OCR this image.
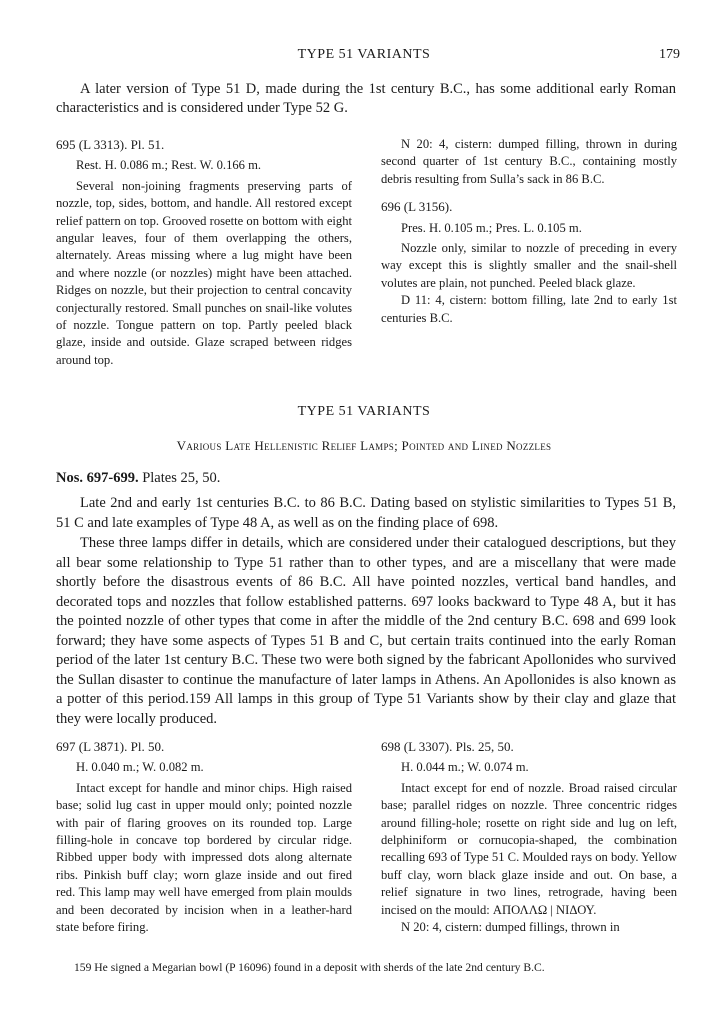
TYPE 51 VARIANTS	179

A later version of Type 51 D, made during the 1st century B.C., has some additional early Roman characteristics and is considered under Type 52 G.

695 (L 3313). Pl. 51.

Rest. H. 0.086 m.; Rest. W. 0.166 m.

Several non-joining fragments preserving parts of nozzle, top, sides, bottom, and handle. All restored except relief pattern on top. Grooved rosette on bottom with eight angular leaves, four of them overlapping the others, alternately. Areas missing where a lug might have been and where nozzle (or nozzles) might have been attached. Ridges on nozzle, but their projection to central concavity conjecturally restored. Small punches on snail-like volutes of nozzle. Tongue pattern on top. Partly peeled black glaze, inside and outside. Glaze scraped between ridges around top.

N 20: 4, cistern: dumped filling, thrown in during second quarter of 1st century B.C., containing mostly debris resulting from Sulla’s sack in 86 B.C.

696 (L 3156).

Pres. H. 0.105 m.; Pres. L. 0.105 m.

Nozzle only, similar to nozzle of preceding in every way except this is slightly smaller and the snail-shell volutes are plain, not punched. Peeled black glaze.

D 11: 4, cistern: bottom filling, late 2nd to early 1st centuries B.C.

TYPE 51 VARIANTS
Various Late Hellenistic Relief Lamps; Pointed and Lined Nozzles
Nos. 697-699. Plates 25, 50.

Late 2nd and early 1st centuries B.C. to 86 B.C. Dating based on stylistic similarities to Types 51 B, 51 C and late examples of Type 48 A, as well as on the finding place of 698.

These three lamps differ in details, which are considered under their catalogued descriptions, but they all bear some relationship to Type 51 rather than to other types, and are a miscellany that were made shortly before the disastrous events of 86 B.C. All have pointed nozzles, vertical band handles, and decorated tops and nozzles that follow established patterns. 697 looks backward to Type 48 A, but it has the pointed nozzle of other types that come in after the middle of the 2nd century B.C. 698 and 699 look forward; they have some aspects of Types 51 B and C, but certain traits continued into the early Roman period of the later 1st century B.C. These two were both signed by the fabricant Apollonides who survived the Sullan disaster to continue the manufacture of later lamps in Athens. An Apollonides is also known as a potter of this period.159 All lamps in this group of Type 51 Variants show by their clay and glaze that they were locally produced.

697 (L 3871). Pl. 50.

H. 0.040 m.; W. 0.082 m.

Intact except for handle and minor chips. High raised base; solid lug cast in upper mould only; pointed nozzle with pair of flaring grooves on its rounded top. Large filling-hole in concave top bordered by circular ridge. Ribbed upper body with impressed dots along alternate ribs. Pinkish buff clay; worn glaze inside and out fired red. This lamp may well have emerged from plain moulds and been decorated by incision when in a leather-hard state before firing.

698 (L 3307). Pls. 25, 50.

H. 0.044 m.; W. 0.074 m.

Intact except for end of nozzle. Broad raised circular base; parallel ridges on nozzle. Three concentric ridges around filling-hole; rosette on right side and lug on left, delphiniform or cornucopia-shaped, the combination recalling 693 of Type 51 C. Moulded rays on body. Yellow buff clay, worn black glaze inside and out. On base, a relief signature in two lines, retrograde, having been incised on the mould: ΑΠΟΛΛΩ | ΝΙΔΟΥ.

N 20: 4, cistern: dumped fillings, thrown in

159 He signed a Megarian bowl (P 16096) found in a deposit with sherds of the late 2nd century B.C.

WORK INSTRUCTIONS » Exclude the images and reproduce the remaining data exactly.

PROBLEM SOLUTION »
OCR this image.
TYPE 51 VARIANTS	179

A later version of Type 51 D, made during the 1st century B.C., has some additional early Roman characteristics and is considered under Type 52 G.

695 (L 3313). Pl. 51.

Rest. H. 0.086 m.; Rest. W. 0.166 m.

Several non-joining fragments preserving parts of nozzle, top, sides, bottom, and handle. All restored except relief pattern on top. Grooved rosette on bottom with eight angular leaves, four of them overlapping the others, alternately. Areas missing where a lug might have been and where nozzle (or nozzles) might have been attached. Ridges on nozzle, but their projection to central concavity conjecturally restored. Small punches on snail-like volutes of nozzle. Tongue pattern on top. Partly peeled black glaze, inside and outside. Glaze scraped between ridges around top.

N 20: 4, cistern: dumped filling, thrown in during second quarter of 1st century B.C., containing mostly debris resulting from Sulla’s sack in 86 B.C.

696 (L 3156).

Pres. H. 0.105 m.; Pres. L. 0.105 m.

Nozzle only, similar to nozzle of preceding in every way except this is slightly smaller and the snail-shell volutes are plain, not punched. Peeled black glaze.

D 11: 4, cistern: bottom filling, late 2nd to early 1st centuries B.C.

TYPE 51 VARIANTS
Various Late Hellenistic Relief Lamps; Pointed and Lined Nozzles
Nos. 697-699. Plates 25, 50.

Late 2nd and early 1st centuries B.C. to 86 B.C. Dating based on stylistic similarities to Types 51 B, 51 C and late examples of Type 48 A, as well as on the finding place of 698.

These three lamps differ in details, which are considered under their catalogued descriptions, but they all bear some relationship to Type 51 rather than to other types, and are a miscellany that were made shortly before the disastrous events of 86 B.C. All have pointed nozzles, vertical band handles, and decorated tops and nozzles that follow established patterns. 697 looks backward to Type 48 A, but it has the pointed nozzle of other types that come in after the middle of the 2nd century B.C. 698 and 699 look forward; they have some aspects of Types 51 B and C, but certain traits continued into the early Roman period of the later 1st century B.C. These two were both signed by the fabricant Apollonides who survived the Sullan disaster to continue the manufacture of later lamps in Athens. An Apollonides is also known as a potter of this period.159 All lamps in this group of Type 51 Variants show by their clay and glaze that they were locally produced.

697 (L 3871). Pl. 50.

H. 0.040 m.; W. 0.082 m.

Intact except for handle and minor chips. High raised base; solid lug cast in upper mould only; pointed nozzle with pair of flaring grooves on its rounded top. Large filling-hole in concave top bordered by circular ridge. Ribbed upper body with impressed dots along alternate ribs. Pinkish buff clay; worn glaze inside and out fired red. This lamp may well have emerged from plain moulds and been decorated by incision when in a leather-hard state before firing.

698 (L 3307). Pls. 25, 50.

H. 0.044 m.; W. 0.074 m.

Intact except for end of nozzle. Broad raised circular base; parallel ridges on nozzle. Three concentric ridges around filling-hole; rosette on right side and lug on left, delphiniform or cornucopia-shaped, the combination recalling 693 of Type 51 C. Moulded rays on body. Yellow buff clay, worn black glaze inside and out. On base, a relief signature in two lines, retrograde, having been incised on the mould: ΑΠΟΛΛΩ | ΝΙΔΟΥ.

N 20: 4, cistern: dumped fillings, thrown in

159 He signed a Megarian bowl (P 16096) found in a deposit with sherds of the late 2nd century B.C.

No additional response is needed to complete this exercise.